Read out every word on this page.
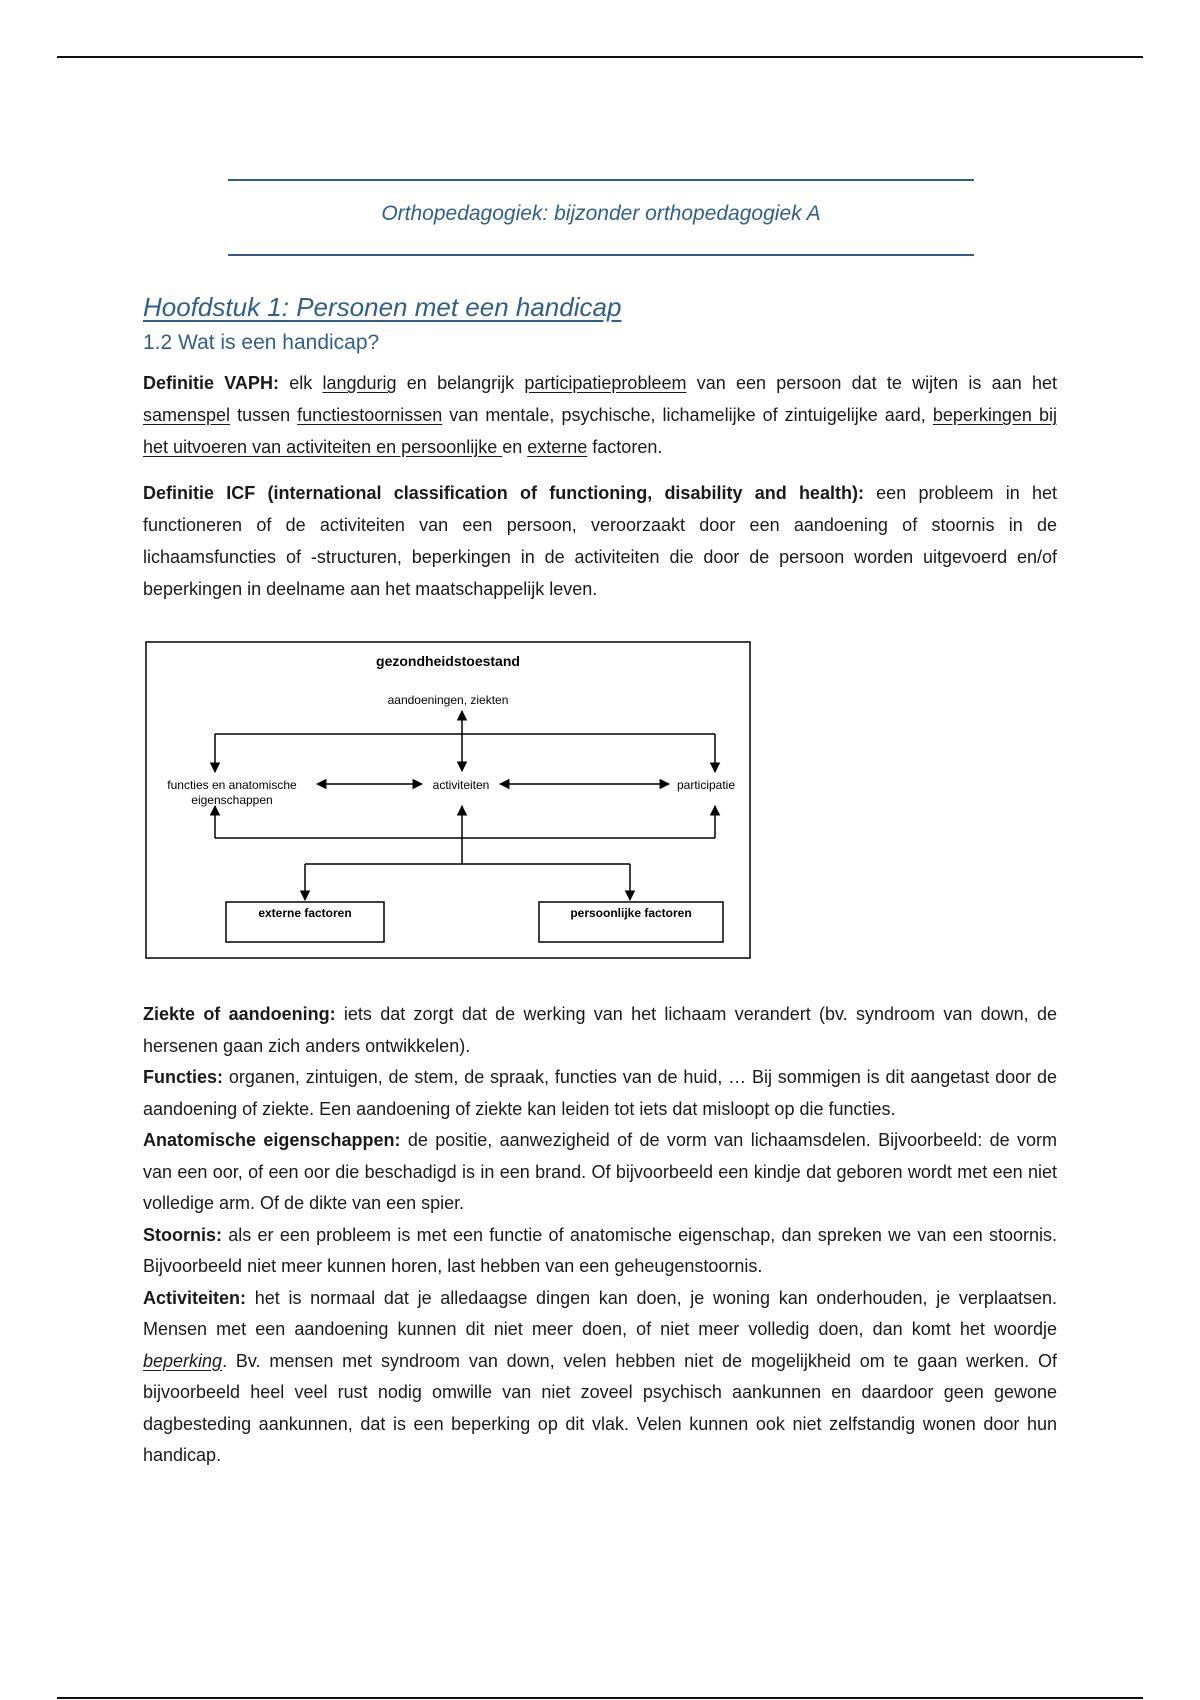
Orthopedagogiek: bijzonder orthopedagogiek A
Hoofdstuk 1: Personen met een handicap
1.2 Wat is een handicap?

Definitie VAPH: elk langdurig en belangrijk participatieprobleem van een persoon dat te wijten is aan het samenspel tussen functiestoornissen van mentale, psychische, lichamelijke of zintuigelijke aard, beperkingen bij het uitvoeren van activiteiten en persoonlijke en externe factoren.

Definitie ICF (international classification of functioning, disability and health): een probleem in het functioneren of de activiteiten van een persoon, veroorzaakt door een aandoening of stoornis in de lichaamsfuncties of -structuren, beperkingen in de activiteiten die door de persoon worden uitgevoerd en/of beperkingen in deelname aan het maatschappelijk leven.

gezondheidstoestand
aandoeningen, ziekten
functies en anatomische
eigenschappen
activiteiten	participatie
externe factoren	persoonlijke factoren

Ziekte of aandoening: iets dat zorgt dat de werking van het lichaam verandert (bv. syndroom van down, de hersenen gaan zich anders ontwikkelen).

Functies: organen, zintuigen, de stem, de spraak, functies van de huid, … Bij sommigen is dit aangetast door de aandoening of ziekte. Een aandoening of ziekte kan leiden tot iets dat misloopt op die functies.

Anatomische eigenschappen: de positie, aanwezigheid of de vorm van lichaamsdelen. Bijvoorbeeld: de vorm van een oor, of een oor die beschadigd is in een brand. Of bijvoorbeeld een kindje dat geboren wordt met een niet volledige arm. Of de dikte van een spier.

Stoornis: als er een probleem is met een functie of anatomische eigenschap, dan spreken we van een stoornis. Bijvoorbeeld niet meer kunnen horen, last hebben van een geheugenstoornis.

Activiteiten: het is normaal dat je alledaagse dingen kan doen, je woning kan onderhouden, je verplaatsen. Mensen met een aandoening kunnen dit niet meer doen, of niet meer volledig doen, dan komt het woordje beperking. Bv. mensen met syndroom van down, velen hebben niet de mogelijkheid om te gaan werken. Of bijvoorbeeld heel veel rust nodig omwille van niet zoveel psychisch aankunnen en daardoor geen gewone dagbesteding aankunnen, dat is een beperking op dit vlak. Velen kunnen ook niet zelfstandig wonen door hun handicap.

SHORT EXERCISE. Copy the material shown above in full and exactly. Skip the pictures.

EXPECTED ANSWER.
Read out every word on this page.
Orthopedagogiek: bijzonder orthopedagogiek A
Hoofdstuk 1: Personen met een handicap
1.2 Wat is een handicap?

Definitie VAPH: elk langdurig en belangrijk participatieprobleem van een persoon dat te wijten is aan het samenspel tussen functiestoornissen van mentale, psychische, lichamelijke of zintuigelijke aard, beperkingen bij het uitvoeren van activiteiten en persoonlijke en externe factoren.

Definitie ICF (international classification of functioning, disability and health): een probleem in het functioneren of de activiteiten van een persoon, veroorzaakt door een aandoening of stoornis in de lichaamsfuncties of -structuren, beperkingen in de activiteiten die door de persoon worden uitgevoerd en/of beperkingen in deelname aan het maatschappelijk leven.

gezondheidstoestand
aandoeningen, ziekten
functies en anatomische
eigenschappen
activiteiten	participatie
externe factoren	persoonlijke factoren

Ziekte of aandoening: iets dat zorgt dat de werking van het lichaam verandert (bv. syndroom van down, de hersenen gaan zich anders ontwikkelen).

Functies: organen, zintuigen, de stem, de spraak, functies van de huid, … Bij sommigen is dit aangetast door de aandoening of ziekte. Een aandoening of ziekte kan leiden tot iets dat misloopt op die functies.

Anatomische eigenschappen: de positie, aanwezigheid of de vorm van lichaamsdelen. Bijvoorbeeld: de vorm van een oor, of een oor die beschadigd is in een brand. Of bijvoorbeeld een kindje dat geboren wordt met een niet volledige arm. Of de dikte van een spier.

Stoornis: als er een probleem is met een functie of anatomische eigenschap, dan spreken we van een stoornis. Bijvoorbeeld niet meer kunnen horen, last hebben van een geheugenstoornis.

Activiteiten: het is normaal dat je alledaagse dingen kan doen, je woning kan onderhouden, je verplaatsen. Mensen met een aandoening kunnen dit niet meer doen, of niet meer volledig doen, dan komt het woordje beperking. Bv. mensen met syndroom van down, velen hebben niet de mogelijkheid om te gaan werken. Of bijvoorbeeld heel veel rust nodig omwille van niet zoveel psychisch aankunnen en daardoor geen gewone dagbesteding aankunnen, dat is een beperking op dit vlak. Velen kunnen ook niet zelfstandig wonen door hun handicap.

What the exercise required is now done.